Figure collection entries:

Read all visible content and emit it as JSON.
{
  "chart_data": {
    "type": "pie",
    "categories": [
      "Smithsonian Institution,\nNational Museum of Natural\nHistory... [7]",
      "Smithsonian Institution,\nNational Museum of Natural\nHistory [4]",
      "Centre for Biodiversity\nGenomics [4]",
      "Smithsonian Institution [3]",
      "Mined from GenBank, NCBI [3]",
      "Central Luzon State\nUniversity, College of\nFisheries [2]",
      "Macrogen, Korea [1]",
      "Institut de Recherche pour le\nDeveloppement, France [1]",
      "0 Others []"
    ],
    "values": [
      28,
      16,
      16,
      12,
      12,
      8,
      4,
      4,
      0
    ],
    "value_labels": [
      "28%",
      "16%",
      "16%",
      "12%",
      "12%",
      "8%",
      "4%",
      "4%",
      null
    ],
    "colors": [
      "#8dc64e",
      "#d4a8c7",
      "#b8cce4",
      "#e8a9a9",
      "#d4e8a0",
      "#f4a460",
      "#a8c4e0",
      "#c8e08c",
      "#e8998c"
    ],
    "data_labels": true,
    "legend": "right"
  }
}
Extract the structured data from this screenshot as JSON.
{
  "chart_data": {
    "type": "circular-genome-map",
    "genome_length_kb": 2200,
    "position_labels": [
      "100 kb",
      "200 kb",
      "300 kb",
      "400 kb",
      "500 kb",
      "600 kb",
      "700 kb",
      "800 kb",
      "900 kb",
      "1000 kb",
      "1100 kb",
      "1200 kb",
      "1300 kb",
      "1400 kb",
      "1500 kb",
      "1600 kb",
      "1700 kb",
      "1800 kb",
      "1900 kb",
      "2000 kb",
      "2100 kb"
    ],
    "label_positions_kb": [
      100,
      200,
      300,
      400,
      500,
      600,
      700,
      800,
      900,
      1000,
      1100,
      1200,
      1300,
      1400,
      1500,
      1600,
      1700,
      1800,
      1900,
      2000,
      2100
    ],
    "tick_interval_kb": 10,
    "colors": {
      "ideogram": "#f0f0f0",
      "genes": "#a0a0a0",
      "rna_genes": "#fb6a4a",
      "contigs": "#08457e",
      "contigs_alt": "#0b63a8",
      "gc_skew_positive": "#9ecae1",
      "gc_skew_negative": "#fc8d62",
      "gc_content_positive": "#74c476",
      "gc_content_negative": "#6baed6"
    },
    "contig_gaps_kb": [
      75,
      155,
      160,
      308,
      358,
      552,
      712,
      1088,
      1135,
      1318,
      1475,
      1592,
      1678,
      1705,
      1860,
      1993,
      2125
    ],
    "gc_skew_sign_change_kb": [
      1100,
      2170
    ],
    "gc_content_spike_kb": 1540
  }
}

**Requirement**: Nothing in the records above may be left out; repeat them exactly.

**Response to this task**:
Read all visible content and emit it as JSON.
{
  "chart_data": {
    "type": "pie",
    "categories": [
      "Smithsonian Institution,\nNational Museum of Natural\nHistory... [7]",
      "Smithsonian Institution,\nNational Museum of Natural\nHistory [4]",
      "Centre for Biodiversity\nGenomics [4]",
      "Smithsonian Institution [3]",
      "Mined from GenBank, NCBI [3]",
      "Central Luzon State\nUniversity, College of\nFisheries [2]",
      "Macrogen, Korea [1]",
      "Institut de Recherche pour le\nDeveloppement, France [1]",
      "0 Others []"
    ],
    "values": [
      28,
      16,
      16,
      12,
      12,
      8,
      4,
      4,
      0
    ],
    "value_labels": [
      "28%",
      "16%",
      "16%",
      "12%",
      "12%",
      "8%",
      "4%",
      "4%",
      null
    ],
    "colors": [
      "#8dc64e",
      "#d4a8c7",
      "#b8cce4",
      "#e8a9a9",
      "#d4e8a0",
      "#f4a460",
      "#a8c4e0",
      "#c8e08c",
      "#e8998c"
    ],
    "data_labels": true,
    "legend": "right"
  }
}
Extract the structured data from this screenshot as JSON.
{
  "chart_data": {
    "type": "circular-genome-map",
    "genome_length_kb": 2200,
    "position_labels": [
      "100 kb",
      "200 kb",
      "300 kb",
      "400 kb",
      "500 kb",
      "600 kb",
      "700 kb",
      "800 kb",
      "900 kb",
      "1000 kb",
      "1100 kb",
      "1200 kb",
      "1300 kb",
      "1400 kb",
      "1500 kb",
      "1600 kb",
      "1700 kb",
      "1800 kb",
      "1900 kb",
      "2000 kb",
      "2100 kb"
    ],
    "label_positions_kb": [
      100,
      200,
      300,
      400,
      500,
      600,
      700,
      800,
      900,
      1000,
      1100,
      1200,
      1300,
      1400,
      1500,
      1600,
      1700,
      1800,
      1900,
      2000,
      2100
    ],
    "tick_interval_kb": 10,
    "colors": {
      "ideogram": "#f0f0f0",
      "genes": "#a0a0a0",
      "rna_genes": "#fb6a4a",
      "contigs": "#08457e",
      "contigs_alt": "#0b63a8",
      "gc_skew_positive": "#9ecae1",
      "gc_skew_negative": "#fc8d62",
      "gc_content_positive": "#74c476",
      "gc_content_negative": "#6baed6"
    },
    "contig_gaps_kb": [
      75,
      155,
      160,
      308,
      358,
      552,
      712,
      1088,
      1135,
      1318,
      1475,
      1592,
      1678,
      1705,
      1860,
      1993,
      2125
    ],
    "gc_skew_sign_change_kb": [
      1100,
      2170
    ],
    "gc_content_spike_kb": 1540
  }
}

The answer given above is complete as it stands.